(The exercise):
Please retype the stretch of rows from the line containing "826, 649, 942]" through the line containing "45, 430, 93]", keeping every character unchanged.

Collected data entries:
((
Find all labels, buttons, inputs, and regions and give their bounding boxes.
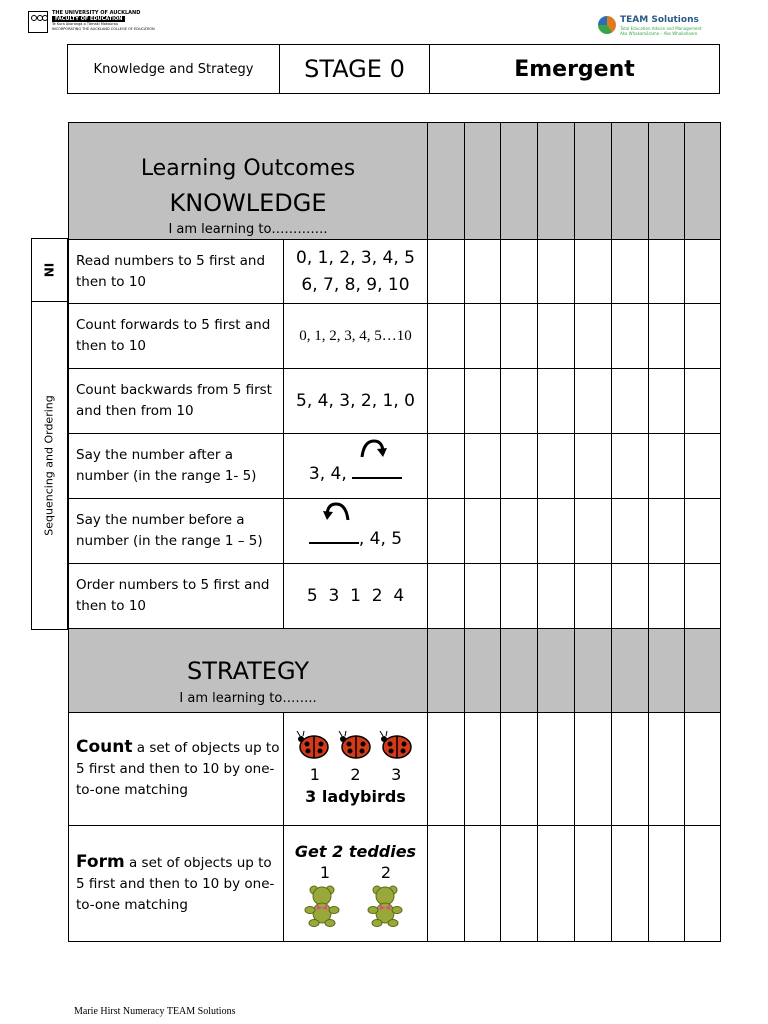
tick-cell[interactable]	[612, 826, 649, 942]
tick-cell[interactable]	[649, 564, 685, 629]
tick-cell[interactable]	[428, 826, 465, 942]
level-label: Emergent	[514, 56, 635, 82]
strategy-prompt: I am learning to……..	[179, 691, 317, 706]
stage-label: STAGE 0	[280, 45, 430, 93]
crest-icon	[28, 11, 48, 33]
tick-cell[interactable]	[612, 713, 649, 826]
tick-cell[interactable]	[685, 826, 721, 942]
tick-cell[interactable]	[465, 369, 501, 434]
ladybird-group	[284, 730, 427, 762]
tick-cell[interactable]	[575, 240, 612, 304]
learning-outcomes-title: Learning Outcomes	[140, 156, 356, 181]
tick-cell[interactable]	[465, 240, 501, 304]
tick-cell[interactable]	[428, 369, 465, 434]
teddies-numbers: 1 2	[319, 862, 392, 882]
outcome-example: , 4, 5	[284, 499, 428, 564]
tick-cell[interactable]	[428, 304, 465, 369]
tick-cell[interactable]	[685, 369, 721, 434]
knowledge-header-row	[69, 123, 721, 240]
table-row	[69, 713, 721, 826]
ladybird-icon	[296, 730, 332, 760]
strategy-title: STRATEGY	[186, 657, 310, 685]
side-label-sequencing: Sequencing and Ordering	[31, 301, 68, 630]
university-of-auckland-logo: THE UNIVERSITY OF AUCKLAND FACULTY OF EDUCATION Te Kura Akoranga o Tāmaki Makaurau INCORPORATING THE AUCKLAND COLLEGE OF EDUCATION	[28, 10, 140, 36]
tick-cell[interactable]	[649, 369, 685, 434]
curved-arrow-back-icon	[322, 500, 354, 522]
tick-cell[interactable]	[685, 499, 721, 564]
outcome-example: 3, 4,	[284, 434, 428, 499]
table-row	[69, 240, 721, 304]
tick-cell[interactable]	[612, 240, 649, 304]
knowledge-title: KNOWLEDGE	[169, 189, 327, 217]
tick-cell[interactable]	[685, 564, 721, 629]
tick-cell[interactable]	[575, 369, 612, 434]
outcome-example: 0, 1, 2, 3, 4, 5 6, 7, 8, 9, 10	[284, 240, 428, 304]
outcome-desc: Read numbers to 5 first and then to 10	[69, 240, 284, 304]
table-row	[69, 826, 721, 942]
tick-cell[interactable]	[612, 369, 649, 434]
tick-cell[interactable]	[465, 434, 501, 499]
team-swirl-icon	[598, 16, 616, 34]
strategy-desc: Form a set of objects up to 5 first and then to 10 by one-to-one matching	[69, 826, 284, 942]
tick-cell[interactable]	[428, 713, 465, 826]
outcome-desc: Say the number after a number (in the range 1- 5)	[69, 434, 284, 499]
tick-cell[interactable]	[428, 240, 465, 304]
tick-cell[interactable]	[465, 826, 501, 942]
tick-cell[interactable]	[649, 499, 685, 564]
tick-cell[interactable]	[685, 713, 721, 826]
ladybird-caption: 3 ladybirds	[305, 787, 406, 806]
tick-cell[interactable]	[501, 564, 538, 629]
outcome-example: 5, 4, 3, 2, 1, 0	[284, 369, 428, 434]
table-row	[69, 564, 721, 629]
tick-cell[interactable]	[465, 304, 501, 369]
tick-cell[interactable]	[501, 369, 538, 434]
tick-cell[interactable]	[465, 713, 501, 826]
knowledge-prompt: I am learning to………….	[168, 222, 328, 237]
tick-cell[interactable]	[685, 434, 721, 499]
tick-cell[interactable]	[575, 434, 612, 499]
tick-cell[interactable]	[685, 240, 721, 304]
team-solutions-logo: TEAM Solutions Total Education Advice and Management Ako Whakamārama – Ako Whakahaere	[598, 14, 708, 40]
tick-cell[interactable]	[501, 713, 538, 826]
tick-cell[interactable]	[538, 564, 575, 629]
table-row	[69, 499, 721, 564]
footer-credit: Marie Hirst Numeracy TEAM Solutions	[74, 1006, 236, 1017]
tick-cell[interactable]	[501, 826, 538, 942]
tick-cell[interactable]	[538, 369, 575, 434]
tick-cell[interactable]	[575, 713, 612, 826]
tick-cell[interactable]	[649, 304, 685, 369]
tick-cell[interactable]	[612, 499, 649, 564]
tick-cell[interactable]	[649, 434, 685, 499]
teddy-bear-icon	[365, 883, 409, 927]
teddies-caption: Get 2 teddies	[294, 841, 417, 861]
tick-cell[interactable]	[501, 304, 538, 369]
side-label-ni: NI	[31, 238, 68, 302]
tick-cell[interactable]	[501, 240, 538, 304]
tick-cell[interactable]	[575, 304, 612, 369]
strategy-header-row	[69, 629, 721, 713]
teddy-bear-icon	[302, 883, 346, 927]
strategy-example	[284, 713, 428, 826]
tick-cell[interactable]	[575, 826, 612, 942]
outcome-example: 5 3 1 2 4	[284, 564, 428, 629]
tick-cell[interactable]	[428, 564, 465, 629]
table-row	[69, 434, 721, 499]
outcome-desc: Say the number before a number (in the range 1 – 5)	[69, 499, 284, 564]
tick-cell[interactable]	[501, 434, 538, 499]
ladybird-icon	[338, 730, 374, 760]
outcome-desc: Count backwards from 5 first and then from 10	[69, 369, 284, 434]
tick-cell[interactable]	[428, 434, 465, 499]
tick-cell[interactable]	[538, 304, 575, 369]
table-row	[69, 304, 721, 369]
outcome-desc: Count forwards to 5 first and then to 10	[69, 304, 284, 369]
tick-cell[interactable]	[538, 713, 575, 826]
outcome-example: 0, 1, 2, 3, 4, 5…10	[284, 304, 428, 369]
ladybird-icon	[379, 730, 415, 760]
tick-cell[interactable]	[612, 564, 649, 629]
strategy-example	[284, 826, 428, 942]
stage-header	[67, 44, 720, 94]
table-row	[69, 369, 721, 434]
tick-cell[interactable]	[465, 499, 501, 564]
tick-cell[interactable]	[612, 304, 649, 369]
tick-cell[interactable]	[575, 499, 612, 564]
tick-cell[interactable]	[649, 240, 685, 304]
tick-cell[interactable]	[501, 499, 538, 564]
tick-cell[interactable]	[538, 434, 575, 499]
area-label: Knowledge and Strategy	[68, 45, 280, 93]
curved-arrow-icon	[356, 437, 388, 459]
teddy-group	[284, 883, 427, 927]
tick-cell[interactable]	[649, 713, 685, 826]
outcomes-table	[68, 122, 721, 942]
ladybird-numbers: 1 2 3	[309, 765, 402, 784]
tick-cell[interactable]	[428, 499, 465, 564]
tick-cell[interactable]	[538, 826, 575, 942]
strategy-desc: Count a set of objects up to 5 first and then to 10 by one-to-one matching	[69, 713, 284, 826]
tick-cell[interactable]	[685, 304, 721, 369]
tick-cell[interactable]	[465, 564, 501, 629]
tick-cell[interactable]	[649, 826, 685, 942]
tick-cell[interactable]	[538, 499, 575, 564]
outcome-desc: Order numbers to 5 first and then to 10	[69, 564, 284, 629]
tick-cell[interactable]	[612, 434, 649, 499]
tick-cell[interactable]	[575, 564, 612, 629]
tick-cell[interactable]	[538, 240, 575, 304]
))
(Output for this exercise):
tick-cell[interactable]	[612, 826, 649, 942]
tick-cell[interactable]	[649, 564, 685, 629]
tick-cell[interactable]	[428, 826, 465, 942]
level-label: Emergent	[514, 56, 635, 82]
strategy-prompt: I am learning to……..	[179, 691, 317, 706]
stage-label: STAGE 0	[280, 45, 430, 93]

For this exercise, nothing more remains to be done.